▸ PROVIDED INFORMATION
>>>
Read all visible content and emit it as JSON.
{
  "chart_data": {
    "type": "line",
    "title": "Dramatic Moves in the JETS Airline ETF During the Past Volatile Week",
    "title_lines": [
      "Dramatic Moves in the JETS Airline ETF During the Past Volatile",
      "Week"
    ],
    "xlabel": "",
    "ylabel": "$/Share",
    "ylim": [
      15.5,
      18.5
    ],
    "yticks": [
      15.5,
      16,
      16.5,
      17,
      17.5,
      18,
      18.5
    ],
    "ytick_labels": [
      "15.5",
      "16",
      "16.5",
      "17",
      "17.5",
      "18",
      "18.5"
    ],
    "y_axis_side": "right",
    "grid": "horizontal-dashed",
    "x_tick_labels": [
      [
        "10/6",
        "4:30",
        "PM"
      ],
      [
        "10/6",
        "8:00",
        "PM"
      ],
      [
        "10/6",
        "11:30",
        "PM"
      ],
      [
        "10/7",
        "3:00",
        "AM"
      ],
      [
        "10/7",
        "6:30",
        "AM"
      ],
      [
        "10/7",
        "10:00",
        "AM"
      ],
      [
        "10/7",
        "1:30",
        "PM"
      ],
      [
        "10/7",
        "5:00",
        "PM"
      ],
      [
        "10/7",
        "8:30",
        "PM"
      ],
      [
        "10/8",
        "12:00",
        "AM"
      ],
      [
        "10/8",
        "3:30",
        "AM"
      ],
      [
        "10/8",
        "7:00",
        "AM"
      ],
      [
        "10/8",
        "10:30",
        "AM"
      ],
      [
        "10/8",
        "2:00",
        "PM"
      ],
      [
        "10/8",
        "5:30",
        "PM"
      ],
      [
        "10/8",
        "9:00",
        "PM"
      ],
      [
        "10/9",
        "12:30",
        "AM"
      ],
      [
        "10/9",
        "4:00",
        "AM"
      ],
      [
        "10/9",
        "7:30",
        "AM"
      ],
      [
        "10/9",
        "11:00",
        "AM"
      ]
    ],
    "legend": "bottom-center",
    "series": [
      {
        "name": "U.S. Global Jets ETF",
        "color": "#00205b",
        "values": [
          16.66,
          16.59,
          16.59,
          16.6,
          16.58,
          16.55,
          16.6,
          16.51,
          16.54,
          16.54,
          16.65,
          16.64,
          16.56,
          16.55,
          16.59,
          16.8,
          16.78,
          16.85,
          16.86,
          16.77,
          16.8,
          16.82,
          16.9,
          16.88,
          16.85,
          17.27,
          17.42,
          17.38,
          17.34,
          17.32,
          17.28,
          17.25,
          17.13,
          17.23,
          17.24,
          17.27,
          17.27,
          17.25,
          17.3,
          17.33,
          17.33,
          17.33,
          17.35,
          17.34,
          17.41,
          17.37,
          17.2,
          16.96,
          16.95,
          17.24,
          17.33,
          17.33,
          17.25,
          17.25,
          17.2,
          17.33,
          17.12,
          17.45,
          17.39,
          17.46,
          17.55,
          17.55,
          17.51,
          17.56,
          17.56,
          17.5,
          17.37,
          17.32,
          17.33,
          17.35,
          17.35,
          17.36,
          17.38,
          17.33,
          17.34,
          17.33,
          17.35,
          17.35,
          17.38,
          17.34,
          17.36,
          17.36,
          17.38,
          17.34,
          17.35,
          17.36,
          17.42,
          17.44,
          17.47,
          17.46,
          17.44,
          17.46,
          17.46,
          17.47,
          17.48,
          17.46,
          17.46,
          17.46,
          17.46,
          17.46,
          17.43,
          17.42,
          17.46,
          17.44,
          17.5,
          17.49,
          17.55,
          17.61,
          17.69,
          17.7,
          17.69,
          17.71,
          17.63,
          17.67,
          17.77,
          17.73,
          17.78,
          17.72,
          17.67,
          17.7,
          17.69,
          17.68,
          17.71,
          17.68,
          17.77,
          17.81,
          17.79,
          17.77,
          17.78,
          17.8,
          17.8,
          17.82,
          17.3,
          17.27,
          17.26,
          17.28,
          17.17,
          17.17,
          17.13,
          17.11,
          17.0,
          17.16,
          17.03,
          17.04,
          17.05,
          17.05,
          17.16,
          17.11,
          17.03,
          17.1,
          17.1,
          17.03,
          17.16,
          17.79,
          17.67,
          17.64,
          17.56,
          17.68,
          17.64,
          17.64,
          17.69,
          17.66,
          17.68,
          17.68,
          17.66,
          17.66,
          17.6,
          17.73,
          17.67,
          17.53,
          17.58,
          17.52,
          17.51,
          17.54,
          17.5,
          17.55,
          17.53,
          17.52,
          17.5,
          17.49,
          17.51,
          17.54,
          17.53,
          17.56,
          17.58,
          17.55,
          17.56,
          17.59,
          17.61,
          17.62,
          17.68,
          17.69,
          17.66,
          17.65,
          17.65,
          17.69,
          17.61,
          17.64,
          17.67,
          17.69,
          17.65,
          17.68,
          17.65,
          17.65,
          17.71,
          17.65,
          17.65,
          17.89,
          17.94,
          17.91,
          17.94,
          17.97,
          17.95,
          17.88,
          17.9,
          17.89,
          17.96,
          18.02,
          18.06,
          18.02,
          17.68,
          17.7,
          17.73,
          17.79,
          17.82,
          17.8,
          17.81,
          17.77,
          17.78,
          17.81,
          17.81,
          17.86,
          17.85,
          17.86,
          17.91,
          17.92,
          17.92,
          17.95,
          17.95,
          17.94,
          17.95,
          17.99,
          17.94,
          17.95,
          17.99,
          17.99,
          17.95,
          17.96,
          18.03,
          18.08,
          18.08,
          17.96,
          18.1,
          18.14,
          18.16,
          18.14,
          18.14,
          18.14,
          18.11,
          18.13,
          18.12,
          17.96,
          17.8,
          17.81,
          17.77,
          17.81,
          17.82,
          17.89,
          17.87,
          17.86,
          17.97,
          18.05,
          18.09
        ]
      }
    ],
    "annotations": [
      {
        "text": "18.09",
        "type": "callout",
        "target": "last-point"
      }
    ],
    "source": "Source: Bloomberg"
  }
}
<<<
▸ WHAT IS ASKED
Your task is to output the full set of records exactly as presented.

▸ RESPONSE
Read all visible content and emit it as JSON.
{
  "chart_data": {
    "type": "line",
    "title": "Dramatic Moves in the JETS Airline ETF During the Past Volatile Week",
    "title_lines": [
      "Dramatic Moves in the JETS Airline ETF During the Past Volatile",
      "Week"
    ],
    "xlabel": "",
    "ylabel": "$/Share",
    "ylim": [
      15.5,
      18.5
    ],
    "yticks": [
      15.5,
      16,
      16.5,
      17,
      17.5,
      18,
      18.5
    ],
    "ytick_labels": [
      "15.5",
      "16",
      "16.5",
      "17",
      "17.5",
      "18",
      "18.5"
    ],
    "y_axis_side": "right",
    "grid": "horizontal-dashed",
    "x_tick_labels": [
      [
        "10/6",
        "4:30",
        "PM"
      ],
      [
        "10/6",
        "8:00",
        "PM"
      ],
      [
        "10/6",
        "11:30",
        "PM"
      ],
      [
        "10/7",
        "3:00",
        "AM"
      ],
      [
        "10/7",
        "6:30",
        "AM"
      ],
      [
        "10/7",
        "10:00",
        "AM"
      ],
      [
        "10/7",
        "1:30",
        "PM"
      ],
      [
        "10/7",
        "5:00",
        "PM"
      ],
      [
        "10/7",
        "8:30",
        "PM"
      ],
      [
        "10/8",
        "12:00",
        "AM"
      ],
      [
        "10/8",
        "3:30",
        "AM"
      ],
      [
        "10/8",
        "7:00",
        "AM"
      ],
      [
        "10/8",
        "10:30",
        "AM"
      ],
      [
        "10/8",
        "2:00",
        "PM"
      ],
      [
        "10/8",
        "5:30",
        "PM"
      ],
      [
        "10/8",
        "9:00",
        "PM"
      ],
      [
        "10/9",
        "12:30",
        "AM"
      ],
      [
        "10/9",
        "4:00",
        "AM"
      ],
      [
        "10/9",
        "7:30",
        "AM"
      ],
      [
        "10/9",
        "11:00",
        "AM"
      ]
    ],
    "legend": "bottom-center",
    "series": [
      {
        "name": "U.S. Global Jets ETF",
        "color": "#00205b",
        "values": [
          16.66,
          16.59,
          16.59,
          16.6,
          16.58,
          16.55,
          16.6,
          16.51,
          16.54,
          16.54,
          16.65,
          16.64,
          16.56,
          16.55,
          16.59,
          16.8,
          16.78,
          16.85,
          16.86,
          16.77,
          16.8,
          16.82,
          16.9,
          16.88,
          16.85,
          17.27,
          17.42,
          17.38,
          17.34,
          17.32,
          17.28,
          17.25,
          17.13,
          17.23,
          17.24,
          17.27,
          17.27,
          17.25,
          17.3,
          17.33,
          17.33,
          17.33,
          17.35,
          17.34,
          17.41,
          17.37,
          17.2,
          16.96,
          16.95,
          17.24,
          17.33,
          17.33,
          17.25,
          17.25,
          17.2,
          17.33,
          17.12,
          17.45,
          17.39,
          17.46,
          17.55,
          17.55,
          17.51,
          17.56,
          17.56,
          17.5,
          17.37,
          17.32,
          17.33,
          17.35,
          17.35,
          17.36,
          17.38,
          17.33,
          17.34,
          17.33,
          17.35,
          17.35,
          17.38,
          17.34,
          17.36,
          17.36,
          17.38,
          17.34,
          17.35,
          17.36,
          17.42,
          17.44,
          17.47,
          17.46,
          17.44,
          17.46,
          17.46,
          17.47,
          17.48,
          17.46,
          17.46,
          17.46,
          17.46,
          17.46,
          17.43,
          17.42,
          17.46,
          17.44,
          17.5,
          17.49,
          17.55,
          17.61,
          17.69,
          17.7,
          17.69,
          17.71,
          17.63,
          17.67,
          17.77,
          17.73,
          17.78,
          17.72,
          17.67,
          17.7,
          17.69,
          17.68,
          17.71,
          17.68,
          17.77,
          17.81,
          17.79,
          17.77,
          17.78,
          17.8,
          17.8,
          17.82,
          17.3,
          17.27,
          17.26,
          17.28,
          17.17,
          17.17,
          17.13,
          17.11,
          17.0,
          17.16,
          17.03,
          17.04,
          17.05,
          17.05,
          17.16,
          17.11,
          17.03,
          17.1,
          17.1,
          17.03,
          17.16,
          17.79,
          17.67,
          17.64,
          17.56,
          17.68,
          17.64,
          17.64,
          17.69,
          17.66,
          17.68,
          17.68,
          17.66,
          17.66,
          17.6,
          17.73,
          17.67,
          17.53,
          17.58,
          17.52,
          17.51,
          17.54,
          17.5,
          17.55,
          17.53,
          17.52,
          17.5,
          17.49,
          17.51,
          17.54,
          17.53,
          17.56,
          17.58,
          17.55,
          17.56,
          17.59,
          17.61,
          17.62,
          17.68,
          17.69,
          17.66,
          17.65,
          17.65,
          17.69,
          17.61,
          17.64,
          17.67,
          17.69,
          17.65,
          17.68,
          17.65,
          17.65,
          17.71,
          17.65,
          17.65,
          17.89,
          17.94,
          17.91,
          17.94,
          17.97,
          17.95,
          17.88,
          17.9,
          17.89,
          17.96,
          18.02,
          18.06,
          18.02,
          17.68,
          17.7,
          17.73,
          17.79,
          17.82,
          17.8,
          17.81,
          17.77,
          17.78,
          17.81,
          17.81,
          17.86,
          17.85,
          17.86,
          17.91,
          17.92,
          17.92,
          17.95,
          17.95,
          17.94,
          17.95,
          17.99,
          17.94,
          17.95,
          17.99,
          17.99,
          17.95,
          17.96,
          18.03,
          18.08,
          18.08,
          17.96,
          18.1,
          18.14,
          18.16,
          18.14,
          18.14,
          18.14,
          18.11,
          18.13,
          18.12,
          17.96,
          17.8,
          17.81,
          17.77,
          17.81,
          17.82,
          17.89,
          17.87,
          17.86,
          17.97,
          18.05,
          18.09
        ]
      }
    ],
    "annotations": [
      {
        "text": "18.09",
        "type": "callout",
        "target": "last-point"
      }
    ],
    "source": "Source: Bloomberg"
  }
}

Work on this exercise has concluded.